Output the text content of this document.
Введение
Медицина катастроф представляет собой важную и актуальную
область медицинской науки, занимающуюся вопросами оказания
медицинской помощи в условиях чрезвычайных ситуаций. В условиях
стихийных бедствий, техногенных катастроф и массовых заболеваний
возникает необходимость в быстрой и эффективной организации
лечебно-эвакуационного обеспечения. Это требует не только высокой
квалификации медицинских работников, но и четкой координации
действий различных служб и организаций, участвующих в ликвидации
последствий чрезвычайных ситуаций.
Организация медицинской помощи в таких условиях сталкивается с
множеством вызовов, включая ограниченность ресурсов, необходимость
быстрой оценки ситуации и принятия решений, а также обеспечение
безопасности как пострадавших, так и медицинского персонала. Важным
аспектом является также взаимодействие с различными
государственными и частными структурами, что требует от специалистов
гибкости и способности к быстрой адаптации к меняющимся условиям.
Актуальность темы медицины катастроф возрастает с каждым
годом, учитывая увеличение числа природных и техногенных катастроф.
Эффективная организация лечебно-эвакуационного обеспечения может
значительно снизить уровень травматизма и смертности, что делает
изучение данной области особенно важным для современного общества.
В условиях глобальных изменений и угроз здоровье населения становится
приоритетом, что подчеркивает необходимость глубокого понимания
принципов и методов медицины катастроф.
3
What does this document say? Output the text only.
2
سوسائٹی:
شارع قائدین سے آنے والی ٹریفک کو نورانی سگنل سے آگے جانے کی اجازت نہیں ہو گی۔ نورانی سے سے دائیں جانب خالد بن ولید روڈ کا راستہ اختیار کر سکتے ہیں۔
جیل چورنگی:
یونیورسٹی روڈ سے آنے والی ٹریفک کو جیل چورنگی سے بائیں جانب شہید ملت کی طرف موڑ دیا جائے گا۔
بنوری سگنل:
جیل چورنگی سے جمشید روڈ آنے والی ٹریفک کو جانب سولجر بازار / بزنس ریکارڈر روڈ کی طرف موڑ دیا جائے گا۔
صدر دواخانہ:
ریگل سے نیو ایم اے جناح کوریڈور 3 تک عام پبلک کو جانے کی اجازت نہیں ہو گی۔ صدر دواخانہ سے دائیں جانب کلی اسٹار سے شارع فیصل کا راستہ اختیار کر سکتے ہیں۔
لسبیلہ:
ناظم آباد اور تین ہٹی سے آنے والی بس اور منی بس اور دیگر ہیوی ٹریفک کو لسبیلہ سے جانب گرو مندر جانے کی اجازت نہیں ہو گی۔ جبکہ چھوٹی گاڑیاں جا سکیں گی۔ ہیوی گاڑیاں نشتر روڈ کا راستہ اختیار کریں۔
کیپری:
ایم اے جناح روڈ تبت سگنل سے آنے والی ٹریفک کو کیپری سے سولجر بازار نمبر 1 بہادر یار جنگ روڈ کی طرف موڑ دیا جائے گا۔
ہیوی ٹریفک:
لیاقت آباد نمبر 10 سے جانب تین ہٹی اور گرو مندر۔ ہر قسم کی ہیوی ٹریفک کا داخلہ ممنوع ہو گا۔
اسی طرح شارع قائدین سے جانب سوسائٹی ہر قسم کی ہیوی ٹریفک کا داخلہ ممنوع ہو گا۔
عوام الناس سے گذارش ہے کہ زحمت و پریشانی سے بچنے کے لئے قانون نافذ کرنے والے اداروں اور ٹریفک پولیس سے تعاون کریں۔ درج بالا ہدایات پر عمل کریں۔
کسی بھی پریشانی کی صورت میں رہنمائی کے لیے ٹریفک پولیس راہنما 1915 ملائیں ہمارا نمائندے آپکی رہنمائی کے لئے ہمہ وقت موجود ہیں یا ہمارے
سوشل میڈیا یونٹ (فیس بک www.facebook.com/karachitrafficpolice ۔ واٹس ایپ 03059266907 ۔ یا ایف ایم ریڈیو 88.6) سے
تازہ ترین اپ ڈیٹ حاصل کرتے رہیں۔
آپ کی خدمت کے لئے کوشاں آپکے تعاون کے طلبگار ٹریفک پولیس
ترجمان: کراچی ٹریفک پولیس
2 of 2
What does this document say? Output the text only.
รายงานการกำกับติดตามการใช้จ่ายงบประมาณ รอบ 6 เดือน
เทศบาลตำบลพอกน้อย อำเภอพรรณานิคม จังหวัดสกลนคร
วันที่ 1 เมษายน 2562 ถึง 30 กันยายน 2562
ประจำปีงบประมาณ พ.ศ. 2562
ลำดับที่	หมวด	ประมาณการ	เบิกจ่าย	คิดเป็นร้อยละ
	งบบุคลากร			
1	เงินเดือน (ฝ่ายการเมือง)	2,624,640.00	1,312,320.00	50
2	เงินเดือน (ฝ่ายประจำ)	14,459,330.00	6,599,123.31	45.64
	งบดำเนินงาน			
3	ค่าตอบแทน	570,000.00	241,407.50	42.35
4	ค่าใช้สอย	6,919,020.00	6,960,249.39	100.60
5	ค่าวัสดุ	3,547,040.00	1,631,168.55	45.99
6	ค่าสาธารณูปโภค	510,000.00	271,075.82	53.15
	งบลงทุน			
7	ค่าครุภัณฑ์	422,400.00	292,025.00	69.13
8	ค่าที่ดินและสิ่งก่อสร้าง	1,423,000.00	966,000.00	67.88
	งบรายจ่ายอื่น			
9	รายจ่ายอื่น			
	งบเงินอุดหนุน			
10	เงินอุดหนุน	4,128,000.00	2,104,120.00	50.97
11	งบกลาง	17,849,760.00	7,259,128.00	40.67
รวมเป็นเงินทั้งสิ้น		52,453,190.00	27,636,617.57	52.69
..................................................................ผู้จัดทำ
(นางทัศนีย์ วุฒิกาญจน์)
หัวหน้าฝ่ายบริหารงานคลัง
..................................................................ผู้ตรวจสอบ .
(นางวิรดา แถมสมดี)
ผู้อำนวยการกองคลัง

_Required task:_
Return each line of the records above exactly as it reads.

_Answer to the task:_
Output the text content of this document.
Введение
Медицина катастроф представляет собой важную и актуальную
область медицинской науки, занимающуюся вопросами оказания
медицинской помощи в условиях чрезвычайных ситуаций. В условиях
стихийных бедствий, техногенных катастроф и массовых заболеваний
возникает необходимость в быстрой и эффективной организации
лечебно-эвакуационного обеспечения. Это требует не только высокой
квалификации медицинских работников, но и четкой координации
действий различных служб и организаций, участвующих в ликвидации
последствий чрезвычайных ситуаций.
Организация медицинской помощи в таких условиях сталкивается с
множеством вызовов, включая ограниченность ресурсов, необходимость
быстрой оценки ситуации и принятия решений, а также обеспечение
безопасности как пострадавших, так и медицинского персонала. Важным
аспектом является также взаимодействие с различными
государственными и частными структурами, что требует от специалистов
гибкости и способности к быстрой адаптации к меняющимся условиям.
Актуальность темы медицины катастроф возрастает с каждым
годом, учитывая увеличение числа природных и техногенных катастроф.
Эффективная организация лечебно-эвакуационного обеспечения может
значительно снизить уровень травматизма и смертности, что делает
изучение данной области особенно важным для современного общества.
В условиях глобальных изменений и угроз здоровье населения становится
приоритетом, что подчеркивает необходимость глубокого понимания
принципов и методов медицины катастроф.
3
What does this document say? Output the text only.
2
سوسائٹی:
شارع قائدین سے آنے والی ٹریفک کو نورانی سگنل سے آگے جانے کی اجازت نہیں ہو گی۔ نورانی سے سے دائیں جانب خالد بن ولید روڈ کا راستہ اختیار کر سکتے ہیں۔
جیل چورنگی:
یونیورسٹی روڈ سے آنے والی ٹریفک کو جیل چورنگی سے بائیں جانب شہید ملت کی طرف موڑ دیا جائے گا۔
بنوری سگنل:
جیل چورنگی سے جمشید روڈ آنے والی ٹریفک کو جانب سولجر بازار / بزنس ریکارڈر روڈ کی طرف موڑ دیا جائے گا۔
صدر دواخانہ:
ریگل سے نیو ایم اے جناح کوریڈور 3 تک عام پبلک کو جانے کی اجازت نہیں ہو گی۔ صدر دواخانہ سے دائیں جانب کلی اسٹار سے شارع فیصل کا راستہ اختیار کر سکتے ہیں۔
لسبیلہ:
ناظم آباد اور تین ہٹی سے آنے والی بس اور منی بس اور دیگر ہیوی ٹریفک کو لسبیلہ سے جانب گرو مندر جانے کی اجازت نہیں ہو گی۔ جبکہ چھوٹی گاڑیاں جا سکیں گی۔ ہیوی گاڑیاں نشتر روڈ کا راستہ اختیار کریں۔
کیپری:
ایم اے جناح روڈ تبت سگنل سے آنے والی ٹریفک کو کیپری سے سولجر بازار نمبر 1 بہادر یار جنگ روڈ کی طرف موڑ دیا جائے گا۔
ہیوی ٹریفک:
لیاقت آباد نمبر 10 سے جانب تین ہٹی اور گرو مندر۔ ہر قسم کی ہیوی ٹریفک کا داخلہ ممنوع ہو گا۔
اسی طرح شارع قائدین سے جانب سوسائٹی ہر قسم کی ہیوی ٹریفک کا داخلہ ممنوع ہو گا۔
عوام الناس سے گذارش ہے کہ زحمت و پریشانی سے بچنے کے لئے قانون نافذ کرنے والے اداروں اور ٹریفک پولیس سے تعاون کریں۔ درج بالا ہدایات پر عمل کریں۔
کسی بھی پریشانی کی صورت میں رہنمائی کے لیے ٹریفک پولیس راہنما 1915 ملائیں ہمارا نمائندے آپکی رہنمائی کے لئے ہمہ وقت موجود ہیں یا ہمارے
سوشل میڈیا یونٹ (فیس بک www.facebook.com/karachitrafficpolice ۔ واٹس ایپ 03059266907 ۔ یا ایف ایم ریڈیو 88.6) سے
تازہ ترین اپ ڈیٹ حاصل کرتے رہیں۔
آپ کی خدمت کے لئے کوشاں آپکے تعاون کے طلبگار ٹریفک پولیس
ترجمان: کراچی ٹریفک پولیس
2 of 2
What does this document say? Output the text only.
รายงานการกำกับติดตามการใช้จ่ายงบประมาณ รอบ 6 เดือน
เทศบาลตำบลพอกน้อย อำเภอพรรณานิคม จังหวัดสกลนคร
วันที่ 1 เมษายน 2562 ถึง 30 กันยายน 2562
ประจำปีงบประมาณ พ.ศ. 2562
ลำดับที่	หมวด	ประมาณการ	เบิกจ่าย	คิดเป็นร้อยละ
	งบบุคลากร			
1	เงินเดือน (ฝ่ายการเมือง)	2,624,640.00	1,312,320.00	50
2	เงินเดือน (ฝ่ายประจำ)	14,459,330.00	6,599,123.31	45.64
	งบดำเนินงาน			
3	ค่าตอบแทน	570,000.00	241,407.50	42.35
4	ค่าใช้สอย	6,919,020.00	6,960,249.39	100.60
5	ค่าวัสดุ	3,547,040.00	1,631,168.55	45.99
6	ค่าสาธารณูปโภค	510,000.00	271,075.82	53.15
	งบลงทุน			
7	ค่าครุภัณฑ์	422,400.00	292,025.00	69.13
8	ค่าที่ดินและสิ่งก่อสร้าง	1,423,000.00	966,000.00	67.88
	งบรายจ่ายอื่น			
9	รายจ่ายอื่น			
	งบเงินอุดหนุน			
10	เงินอุดหนุน	4,128,000.00	2,104,120.00	50.97
11	งบกลาง	17,849,760.00	7,259,128.00	40.67
รวมเป็นเงินทั้งสิ้น		52,453,190.00	27,636,617.57	52.69
..................................................................ผู้จัดทำ
(นางทัศนีย์ วุฒิกาญจน์)
หัวหน้าฝ่ายบริหารงานคลัง
..................................................................ผู้ตรวจสอบ .
(นางวิรดา แถมสมดี)
ผู้อำนวยการกองคลัง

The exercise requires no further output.